What to work on :: Word for word, repeat the entries, minus the pictures.

Entries ::
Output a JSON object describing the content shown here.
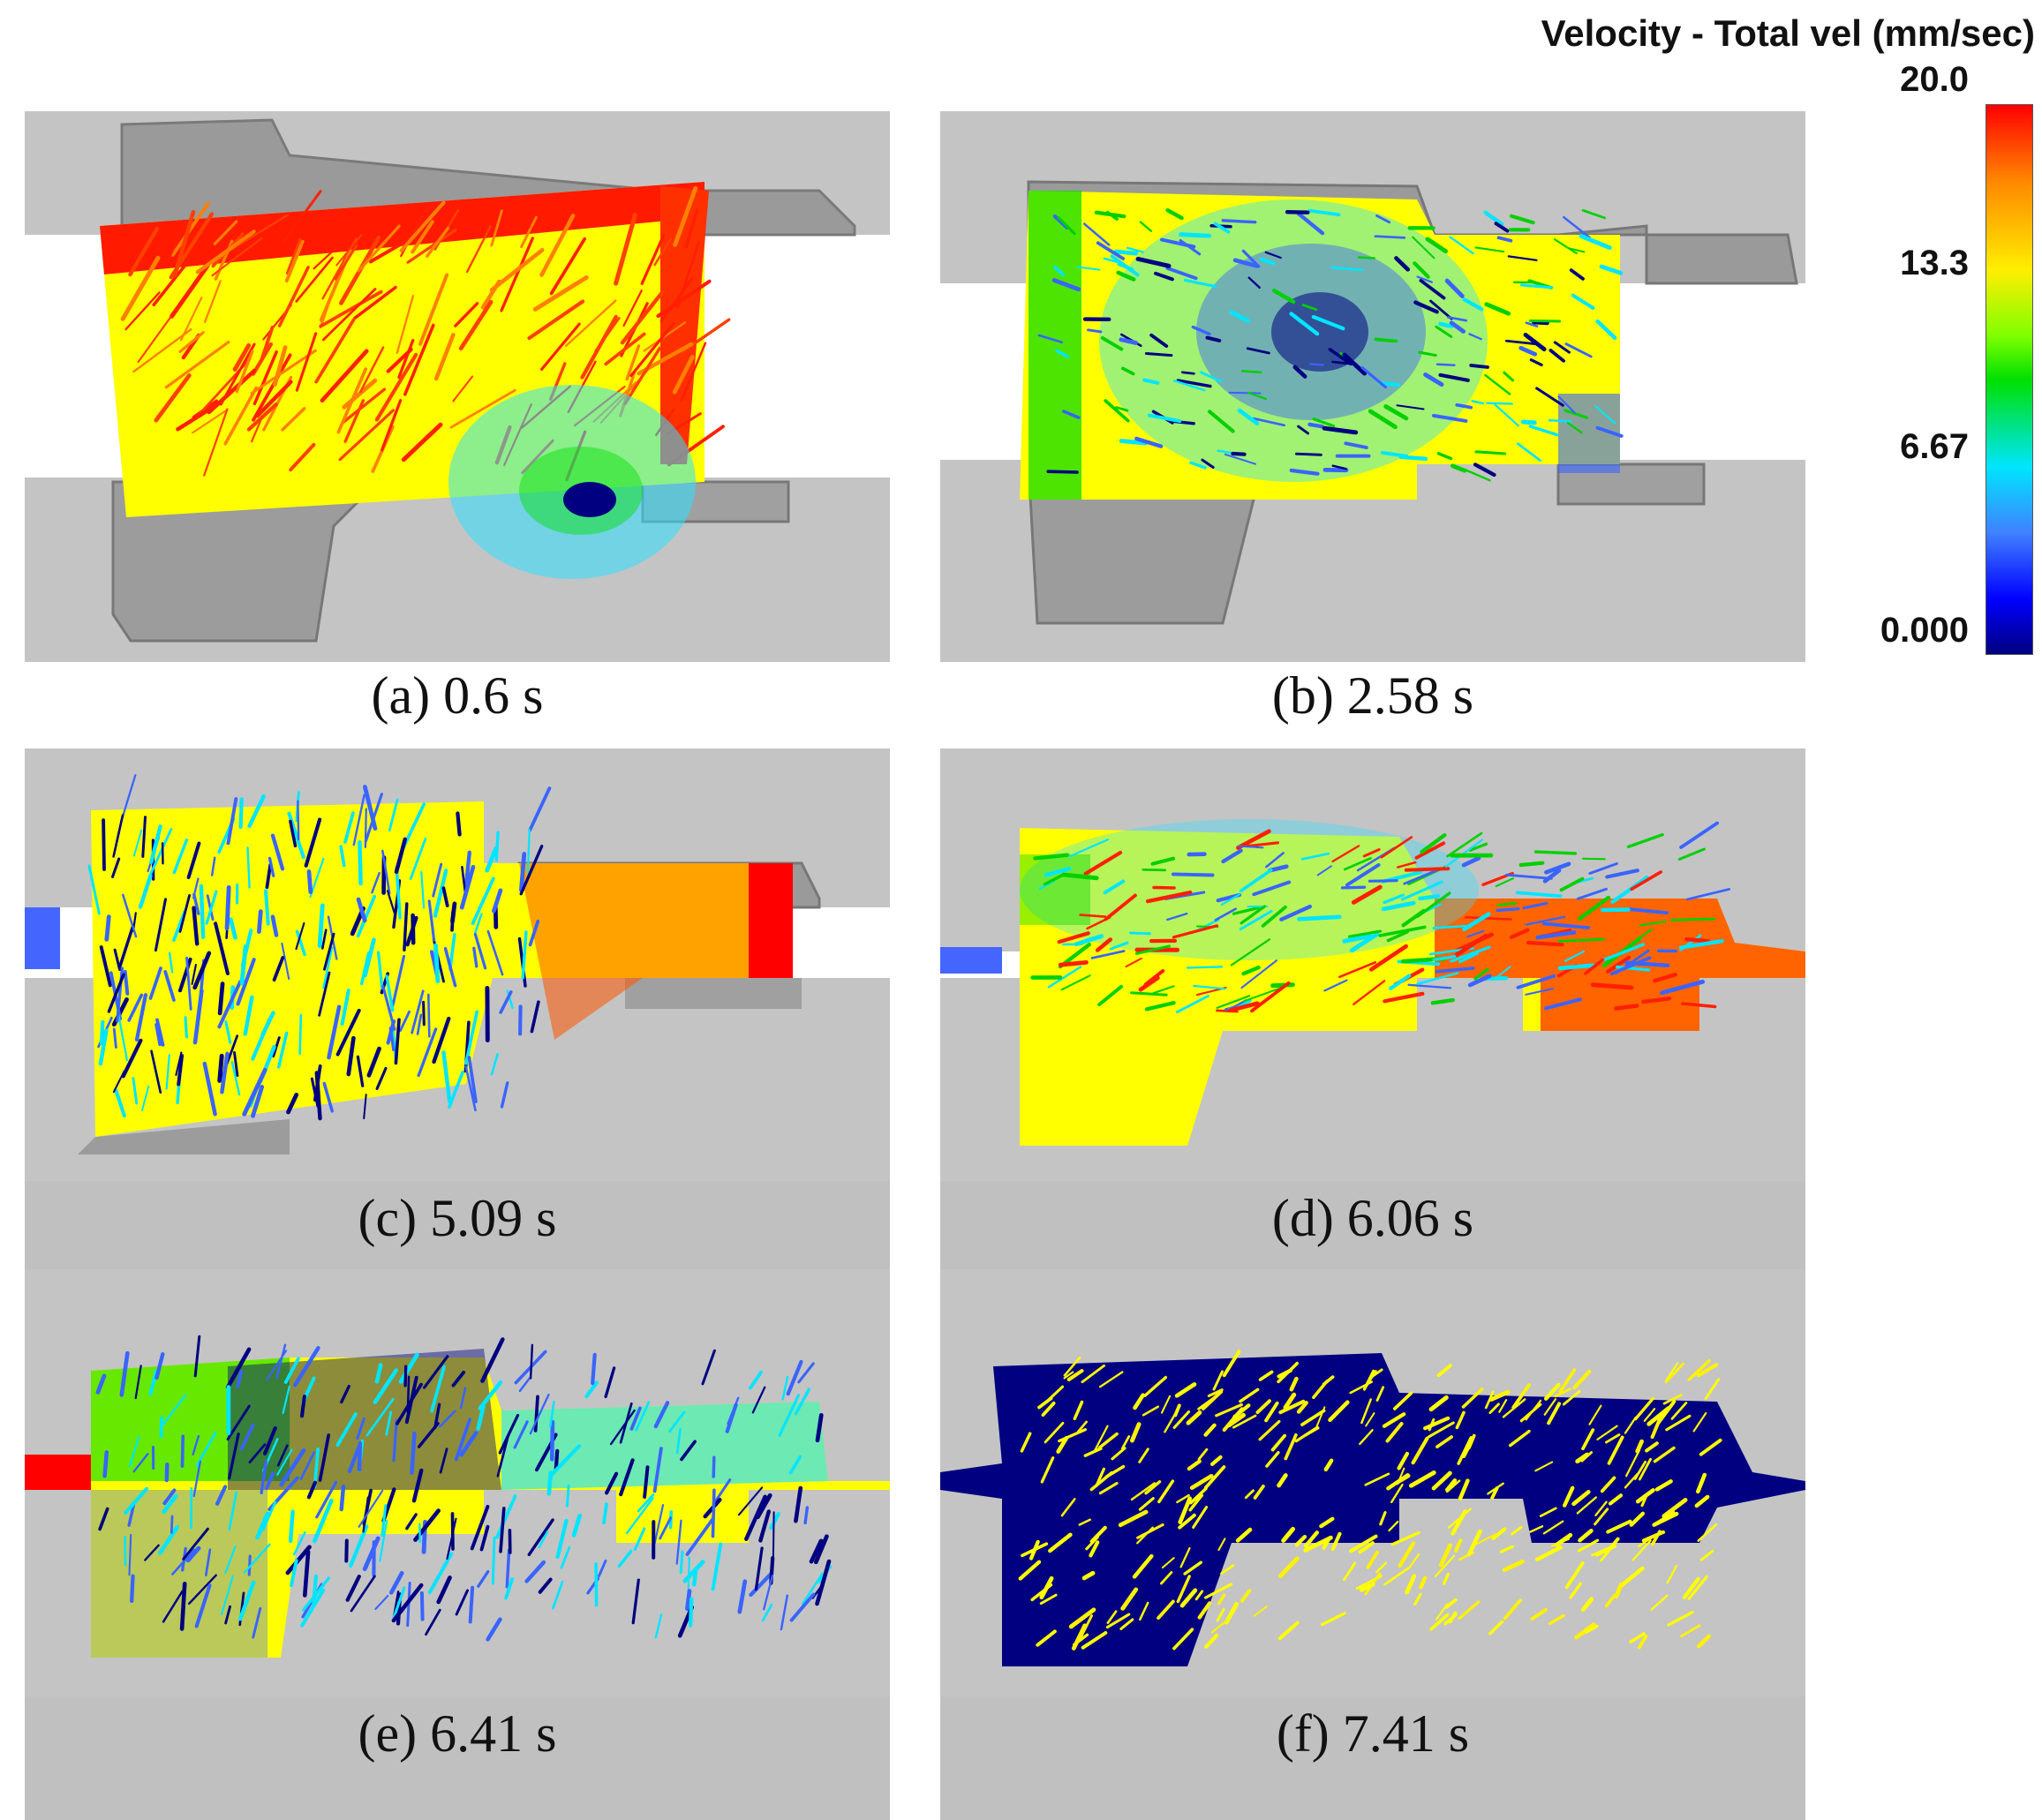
{
  "legend": {
    "title": "Velocity - Total vel (mm/sec)",
    "max_label": "20.0",
    "ticks": [
      "20.0",
      "13.3",
      "6.67",
      "0.000"
    ],
    "colors": [
      "#ff0000",
      "#ff9900",
      "#ffff00",
      "#00e000",
      "#00e5ff",
      "#3a64ff",
      "#000080"
    ]
  },
  "panels": [
    {
      "caption": "(a) 0.6 s",
      "dominant_color": "#ffff00"
    },
    {
      "caption": "(b) 2.58 s",
      "dominant_color": "#ffff00"
    },
    {
      "caption": "(c) 5.09 s",
      "dominant_color": "#ffff00"
    },
    {
      "caption": "(d) 6.06 s",
      "dominant_color": "#ffff00"
    },
    {
      "caption": "(e) 6.41 s",
      "dominant_color": "#ffff00"
    },
    {
      "caption": "(f) 7.41 s",
      "dominant_color": "#000080"
    }
  ]
}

The completed task ::
Output a JSON object describing the content shown here.
{
  "legend": {
    "title": "Velocity - Total vel (mm/sec)",
    "max_label": "20.0",
    "ticks": [
      "20.0",
      "13.3",
      "6.67",
      "0.000"
    ],
    "colors": [
      "#ff0000",
      "#ff9900",
      "#ffff00",
      "#00e000",
      "#00e5ff",
      "#3a64ff",
      "#000080"
    ]
  },
  "panels": [
    {
      "caption": "(a) 0.6 s",
      "dominant_color": "#ffff00"
    },
    {
      "caption": "(b) 2.58 s",
      "dominant_color": "#ffff00"
    },
    {
      "caption": "(c) 5.09 s",
      "dominant_color": "#ffff00"
    },
    {
      "caption": "(d) 6.06 s",
      "dominant_color": "#ffff00"
    },
    {
      "caption": "(e) 6.41 s",
      "dominant_color": "#ffff00"
    },
    {
      "caption": "(f) 7.41 s",
      "dominant_color": "#000080"
    }
  ]
}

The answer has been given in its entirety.